What this task involves:
Can you pull out each line of the data below that includes the word "rotate"?
[start of The input]
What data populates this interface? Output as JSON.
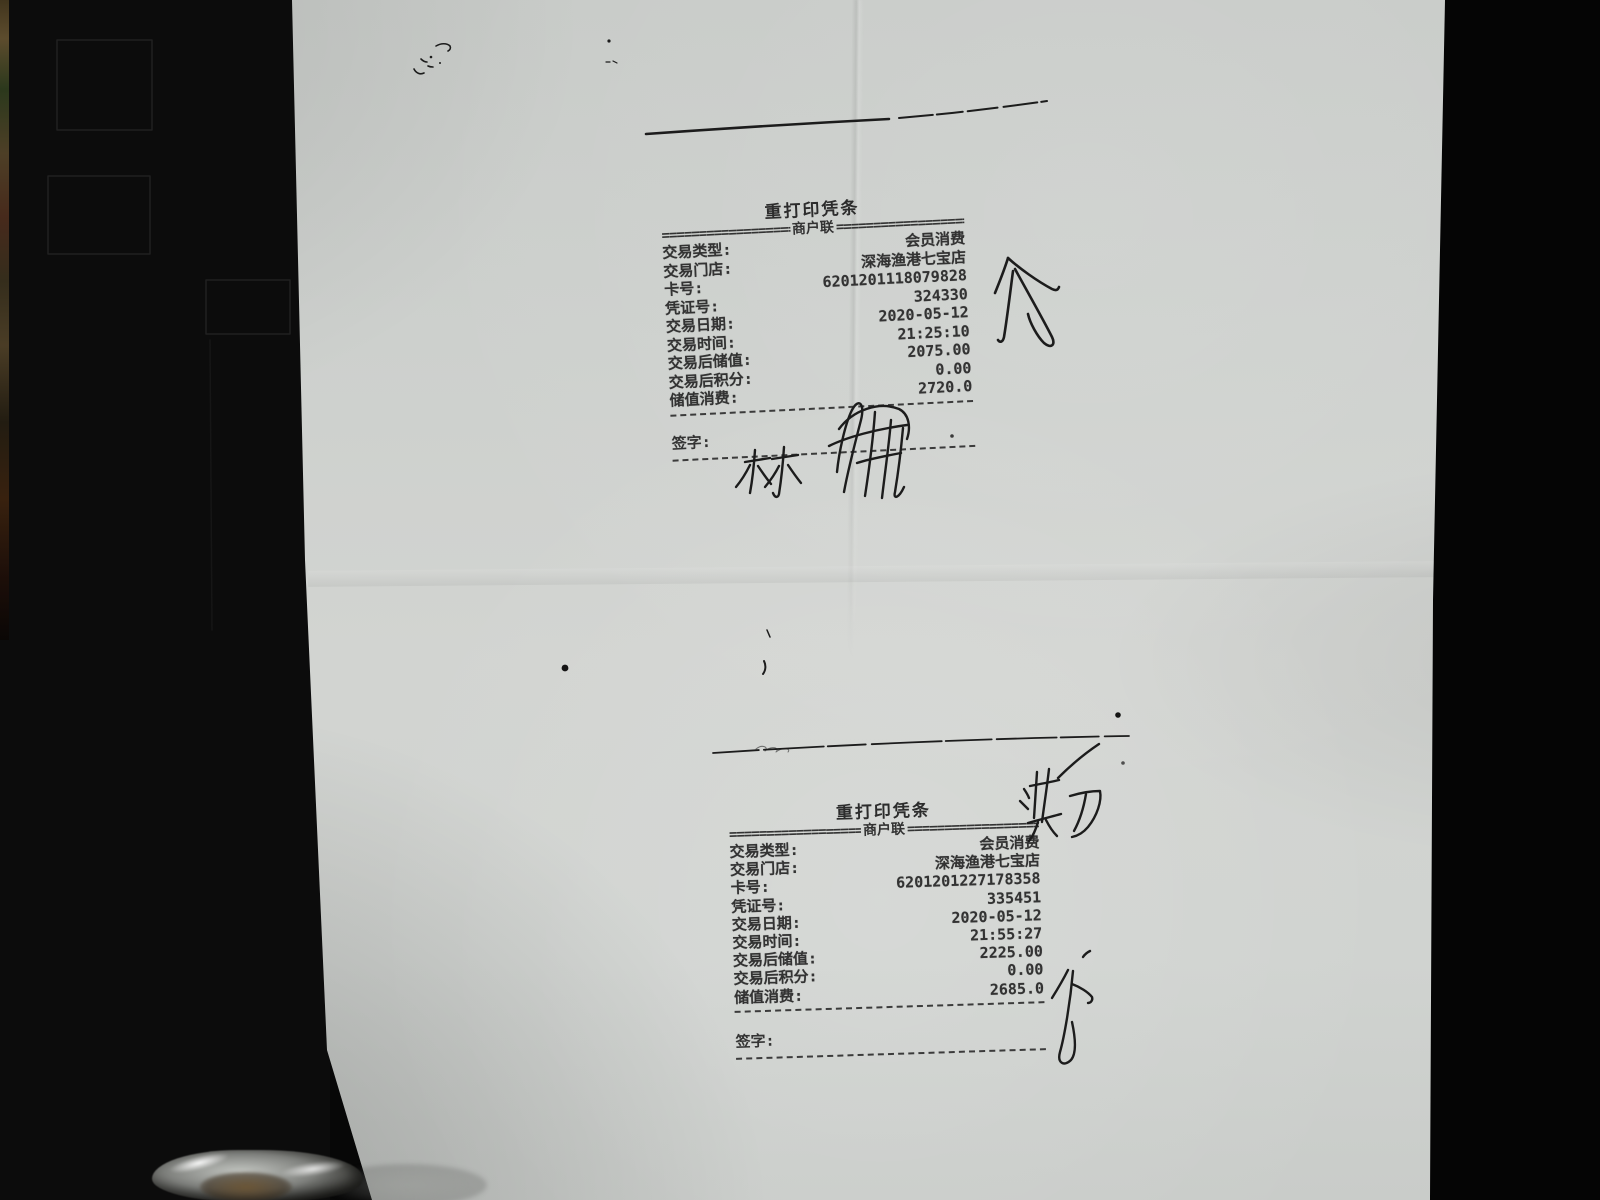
{
  "colors": {
    "background": "#070707",
    "paper": "#ced1ce",
    "print_ink": "#333333",
    "pen_ink": "#1c1c1c"
  },
  "receipt1": {
    "title": "重打印凭条",
    "copy_left": "====================",
    "copy_center": "商户联",
    "copy_right": "====================",
    "rows": [
      {
        "label": "交易类型:",
        "value": "会员消费"
      },
      {
        "label": "交易门店:",
        "value": "深海渔港七宝店"
      },
      {
        "label": "卡号:",
        "value": "6201201118079828"
      },
      {
        "label": "凭证号:",
        "value": "324330"
      },
      {
        "label": "交易日期:",
        "value": "2020-05-12"
      },
      {
        "label": "交易时间:",
        "value": "21:25:10"
      },
      {
        "label": "交易后储值:",
        "value": "2075.00"
      },
      {
        "label": "交易后积分:",
        "value": "0.00"
      },
      {
        "label": "储值消费:",
        "value": "2720.0"
      }
    ],
    "sign_label": "签字:",
    "handwritten_signature": "林 + illegible scribble",
    "handwritten_side_mark": "介"
  },
  "receipt2": {
    "title": "重打印凭条",
    "copy_left": "====================",
    "copy_center": "商户联",
    "copy_right": "====================",
    "rows": [
      {
        "label": "交易类型:",
        "value": "会员消费"
      },
      {
        "label": "交易门店:",
        "value": "深海渔港七宝店"
      },
      {
        "label": "卡号:",
        "value": "6201201227178358"
      },
      {
        "label": "凭证号:",
        "value": "335451"
      },
      {
        "label": "交易日期:",
        "value": "2020-05-12"
      },
      {
        "label": "交易时间:",
        "value": "21:55:27"
      },
      {
        "label": "交易后储值:",
        "value": "2225.00"
      },
      {
        "label": "交易后积分:",
        "value": "0.00"
      },
      {
        "label": "储值消费:",
        "value": "2685.0"
      }
    ],
    "sign_label": "签字:",
    "handwritten_top_mark": "洪刀",
    "handwritten_side_mark": "分"
  }
}
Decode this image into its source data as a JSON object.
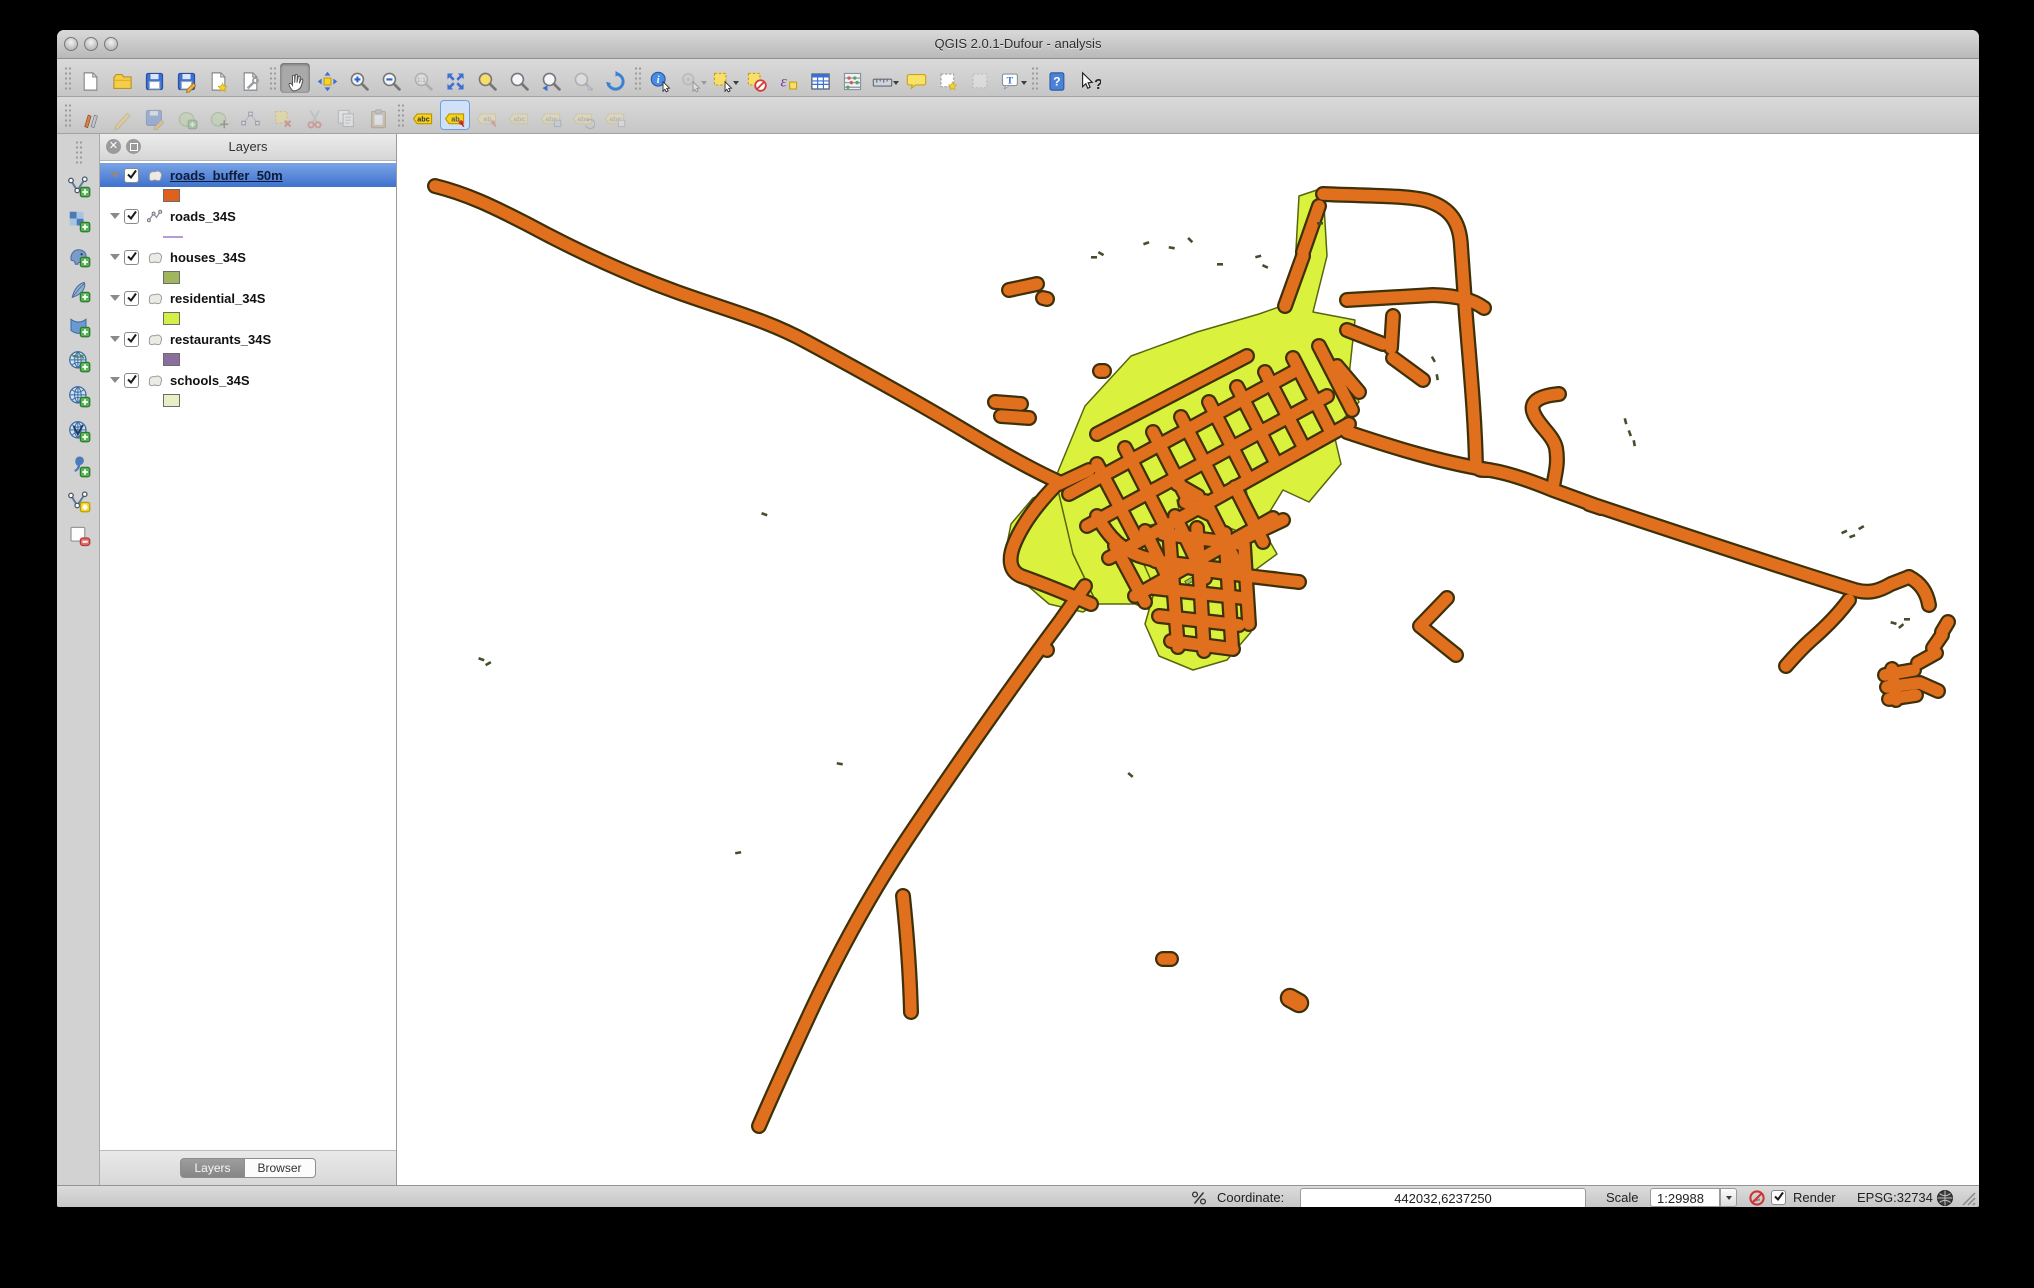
{
  "window": {
    "title": "QGIS 2.0.1-Dufour - analysis",
    "traffic_lights": [
      "close",
      "minimize",
      "zoom"
    ]
  },
  "colors": {
    "selection_blue": "#4a7fd6",
    "buffer_orange": "#e0701d",
    "road_outline": "#3e3009",
    "residential_green": "#daf23e",
    "residential_outline": "#57660e",
    "house_speck": "#41502a",
    "canvas_white": "#ffffff"
  },
  "toolbar_row1": [
    {
      "name": "new-project",
      "icon": "file-new-icon",
      "enabled": true
    },
    {
      "name": "open-project",
      "icon": "folder-open-icon",
      "enabled": true
    },
    {
      "name": "save-project",
      "icon": "save-icon",
      "enabled": true
    },
    {
      "name": "save-project-as",
      "icon": "save-as-icon",
      "enabled": true
    },
    {
      "name": "new-print-composer",
      "icon": "composer-new-icon",
      "enabled": true
    },
    {
      "name": "composer-manager",
      "icon": "composer-manager-icon",
      "enabled": true
    },
    {
      "sep": true
    },
    {
      "name": "pan-map",
      "icon": "hand-icon",
      "enabled": true,
      "active": true
    },
    {
      "name": "pan-to-selection",
      "icon": "pan-selection-icon",
      "enabled": true
    },
    {
      "name": "zoom-in",
      "icon": "zoom-in-icon",
      "enabled": true
    },
    {
      "name": "zoom-out",
      "icon": "zoom-out-icon",
      "enabled": true
    },
    {
      "name": "zoom-actual-size",
      "icon": "zoom-actual-icon",
      "enabled": false
    },
    {
      "name": "zoom-full-extent",
      "icon": "zoom-full-icon",
      "enabled": true
    },
    {
      "name": "zoom-to-selection",
      "icon": "zoom-selection-icon",
      "enabled": true
    },
    {
      "name": "zoom-to-layer",
      "icon": "zoom-layer-icon",
      "enabled": true
    },
    {
      "name": "zoom-last",
      "icon": "zoom-last-icon",
      "enabled": true
    },
    {
      "name": "zoom-next",
      "icon": "zoom-next-icon",
      "enabled": false
    },
    {
      "name": "refresh-map",
      "icon": "refresh-icon",
      "enabled": true
    },
    {
      "sep": true
    },
    {
      "name": "identify-features",
      "icon": "identify-icon",
      "enabled": true
    },
    {
      "name": "run-feature-action",
      "icon": "feature-action-icon",
      "enabled": false,
      "dropdown": true
    },
    {
      "name": "select-features",
      "icon": "select-icon",
      "enabled": true,
      "dropdown": true
    },
    {
      "name": "deselect-features",
      "icon": "deselect-icon",
      "enabled": true
    },
    {
      "name": "select-by-expression",
      "icon": "expression-icon",
      "enabled": true
    },
    {
      "name": "open-attribute-table",
      "icon": "attribute-table-icon",
      "enabled": true
    },
    {
      "name": "field-calculator",
      "icon": "calculator-icon",
      "enabled": true
    },
    {
      "name": "measure",
      "icon": "measure-icon",
      "enabled": true,
      "dropdown": true
    },
    {
      "name": "map-tips",
      "icon": "map-tips-icon",
      "enabled": true
    },
    {
      "name": "new-bookmark",
      "icon": "bookmark-new-icon",
      "enabled": true
    },
    {
      "name": "show-bookmarks",
      "icon": "bookmark-show-icon",
      "enabled": false
    },
    {
      "name": "text-annotation",
      "icon": "annotation-icon",
      "enabled": true,
      "dropdown": true
    },
    {
      "sep": true
    },
    {
      "name": "help",
      "icon": "help-icon",
      "enabled": true
    },
    {
      "name": "whats-this",
      "icon": "whats-this-icon",
      "enabled": true
    }
  ],
  "toolbar_row2": [
    {
      "name": "current-edits",
      "icon": "current-edits-icon",
      "enabled": true
    },
    {
      "name": "toggle-editing",
      "icon": "pencil-icon",
      "enabled": false
    },
    {
      "name": "save-layer-edits",
      "icon": "save-edits-icon",
      "enabled": false
    },
    {
      "name": "add-feature",
      "icon": "add-feature-icon",
      "enabled": false
    },
    {
      "name": "move-feature",
      "icon": "move-feature-icon",
      "enabled": false
    },
    {
      "name": "node-tool",
      "icon": "node-tool-icon",
      "enabled": false
    },
    {
      "name": "delete-selected",
      "icon": "delete-selected-icon",
      "enabled": false
    },
    {
      "name": "cut-features",
      "icon": "cut-icon",
      "enabled": false
    },
    {
      "name": "copy-features",
      "icon": "copy-icon",
      "enabled": false
    },
    {
      "name": "paste-features",
      "icon": "paste-icon",
      "enabled": false
    },
    {
      "sep": true
    },
    {
      "name": "layer-labeling",
      "icon": "label-abc-icon",
      "enabled": true
    },
    {
      "name": "highlight-pinned-labels",
      "icon": "label-pin-icon",
      "enabled": true,
      "bluesel": true
    },
    {
      "name": "pin-unpin-labels",
      "icon": "label-pin2-icon",
      "enabled": false
    },
    {
      "name": "show-hide-labels",
      "icon": "label-plain-icon",
      "enabled": false
    },
    {
      "name": "move-label",
      "icon": "label-move-icon",
      "enabled": false
    },
    {
      "name": "rotate-label",
      "icon": "label-rotate-icon",
      "enabled": false
    },
    {
      "name": "change-label",
      "icon": "label-props-icon",
      "enabled": false
    }
  ],
  "side_toolbar": [
    {
      "name": "add-vector-layer",
      "icon": "add-vector-icon",
      "enabled": true
    },
    {
      "name": "add-raster-layer",
      "icon": "add-raster-icon",
      "enabled": true
    },
    {
      "name": "add-postgis-layer",
      "icon": "add-postgis-icon",
      "enabled": true
    },
    {
      "name": "add-spatialite-layer",
      "icon": "add-spatialite-icon",
      "enabled": true
    },
    {
      "name": "add-mssql-layer",
      "icon": "add-mssql-icon",
      "enabled": true
    },
    {
      "name": "add-wms-layer",
      "icon": "add-wms-icon",
      "enabled": true
    },
    {
      "name": "add-wcs-layer",
      "icon": "add-wcs-icon",
      "enabled": true
    },
    {
      "name": "add-wfs-layer",
      "icon": "add-wfs-icon",
      "enabled": true
    },
    {
      "name": "add-delimited-text-layer",
      "icon": "add-csv-icon",
      "enabled": true
    },
    {
      "name": "new-shapefile-layer",
      "icon": "new-shapefile-icon",
      "enabled": true
    },
    {
      "name": "remove-layer",
      "icon": "remove-layer-icon",
      "enabled": true
    }
  ],
  "layers_panel": {
    "title": "Layers",
    "items": [
      {
        "name": "roads_buffer_50m",
        "checked": true,
        "selected": true,
        "type": "polygon",
        "swatch_kind": "fill",
        "swatch_color": "#e0611c"
      },
      {
        "name": "roads_34S",
        "checked": true,
        "selected": false,
        "type": "line",
        "swatch_kind": "line",
        "swatch_color": "#b49bd8"
      },
      {
        "name": "houses_34S",
        "checked": true,
        "selected": false,
        "type": "polygon",
        "swatch_kind": "fill",
        "swatch_color": "#9fb65c"
      },
      {
        "name": "residential_34S",
        "checked": true,
        "selected": false,
        "type": "polygon",
        "swatch_kind": "fill",
        "swatch_color": "#d6ef45"
      },
      {
        "name": "restaurants_34S",
        "checked": true,
        "selected": false,
        "type": "polygon",
        "swatch_kind": "fill",
        "swatch_color": "#8b6d9e"
      },
      {
        "name": "schools_34S",
        "checked": true,
        "selected": false,
        "type": "polygon",
        "swatch_kind": "fill",
        "swatch_color": "#e9efc5"
      }
    ],
    "tabs": [
      {
        "label": "Layers",
        "active": true
      },
      {
        "label": "Browser",
        "active": false
      }
    ]
  },
  "status_bar": {
    "coordinate_label": "Coordinate:",
    "coordinate_value": "442032,6237250",
    "scale_label": "Scale",
    "scale_value": "1:29988",
    "render_label": "Render",
    "render_checked": true,
    "crs_text": "EPSG:32734"
  }
}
[end of The input]
Written reply:
      "name": "rotate-label",
      "icon": "label-rotate-icon",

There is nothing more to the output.